Which lines in the material below contain the word "name"? Copy each of them.

· · · ·

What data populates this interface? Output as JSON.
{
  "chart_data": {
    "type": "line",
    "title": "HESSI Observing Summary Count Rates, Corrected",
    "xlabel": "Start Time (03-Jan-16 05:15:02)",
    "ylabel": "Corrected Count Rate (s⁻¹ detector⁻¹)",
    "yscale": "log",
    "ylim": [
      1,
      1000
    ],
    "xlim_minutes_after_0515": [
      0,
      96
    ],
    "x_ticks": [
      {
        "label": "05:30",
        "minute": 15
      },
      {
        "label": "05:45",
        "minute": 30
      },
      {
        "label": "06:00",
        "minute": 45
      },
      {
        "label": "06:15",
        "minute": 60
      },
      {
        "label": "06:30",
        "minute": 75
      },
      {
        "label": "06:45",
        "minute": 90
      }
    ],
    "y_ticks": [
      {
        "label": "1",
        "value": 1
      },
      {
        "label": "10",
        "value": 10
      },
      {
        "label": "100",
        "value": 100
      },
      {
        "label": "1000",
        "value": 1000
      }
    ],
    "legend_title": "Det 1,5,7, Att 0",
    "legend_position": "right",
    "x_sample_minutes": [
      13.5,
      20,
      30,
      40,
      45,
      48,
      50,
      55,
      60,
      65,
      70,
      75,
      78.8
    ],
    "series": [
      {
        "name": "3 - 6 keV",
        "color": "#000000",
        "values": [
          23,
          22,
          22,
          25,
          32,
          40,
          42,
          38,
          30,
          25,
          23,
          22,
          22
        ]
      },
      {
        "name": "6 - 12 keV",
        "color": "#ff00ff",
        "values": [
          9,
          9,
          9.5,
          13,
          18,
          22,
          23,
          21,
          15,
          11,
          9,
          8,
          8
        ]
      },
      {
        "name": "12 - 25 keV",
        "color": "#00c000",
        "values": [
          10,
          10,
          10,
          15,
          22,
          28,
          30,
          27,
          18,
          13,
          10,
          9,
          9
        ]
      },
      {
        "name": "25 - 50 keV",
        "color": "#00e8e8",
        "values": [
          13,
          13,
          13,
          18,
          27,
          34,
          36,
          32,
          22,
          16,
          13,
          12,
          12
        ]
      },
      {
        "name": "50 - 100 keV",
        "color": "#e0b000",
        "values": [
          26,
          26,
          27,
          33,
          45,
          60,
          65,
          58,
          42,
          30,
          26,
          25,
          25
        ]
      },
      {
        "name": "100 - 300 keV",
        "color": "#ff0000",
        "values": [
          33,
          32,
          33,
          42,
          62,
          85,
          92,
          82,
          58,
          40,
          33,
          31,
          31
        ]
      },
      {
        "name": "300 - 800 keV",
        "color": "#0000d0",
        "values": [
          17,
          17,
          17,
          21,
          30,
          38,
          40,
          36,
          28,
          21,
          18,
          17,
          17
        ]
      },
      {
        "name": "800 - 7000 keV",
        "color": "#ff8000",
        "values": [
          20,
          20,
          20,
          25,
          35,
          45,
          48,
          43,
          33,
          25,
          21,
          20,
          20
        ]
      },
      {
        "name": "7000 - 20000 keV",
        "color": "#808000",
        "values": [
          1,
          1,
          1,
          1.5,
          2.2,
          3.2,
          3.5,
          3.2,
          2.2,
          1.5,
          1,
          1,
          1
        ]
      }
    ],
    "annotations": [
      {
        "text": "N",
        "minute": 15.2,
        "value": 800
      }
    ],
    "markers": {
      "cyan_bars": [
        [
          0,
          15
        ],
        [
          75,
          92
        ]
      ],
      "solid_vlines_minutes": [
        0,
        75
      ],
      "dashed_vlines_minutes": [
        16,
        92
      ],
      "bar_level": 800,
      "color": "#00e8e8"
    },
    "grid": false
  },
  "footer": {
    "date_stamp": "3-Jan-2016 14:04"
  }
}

· · · ·

Answer to this exercise:
        "name": "3 - 6 keV",
        "name": "6 - 12 keV",
        "name": "12 - 25 keV",
        "name": "25 - 50 keV",
        "name": "50 - 100 keV",
        "name": "100 - 300 keV",
        "name": "300 - 800 keV",
        "name": "800 - 7000 keV",
        "name": "7000 - 20000 keV",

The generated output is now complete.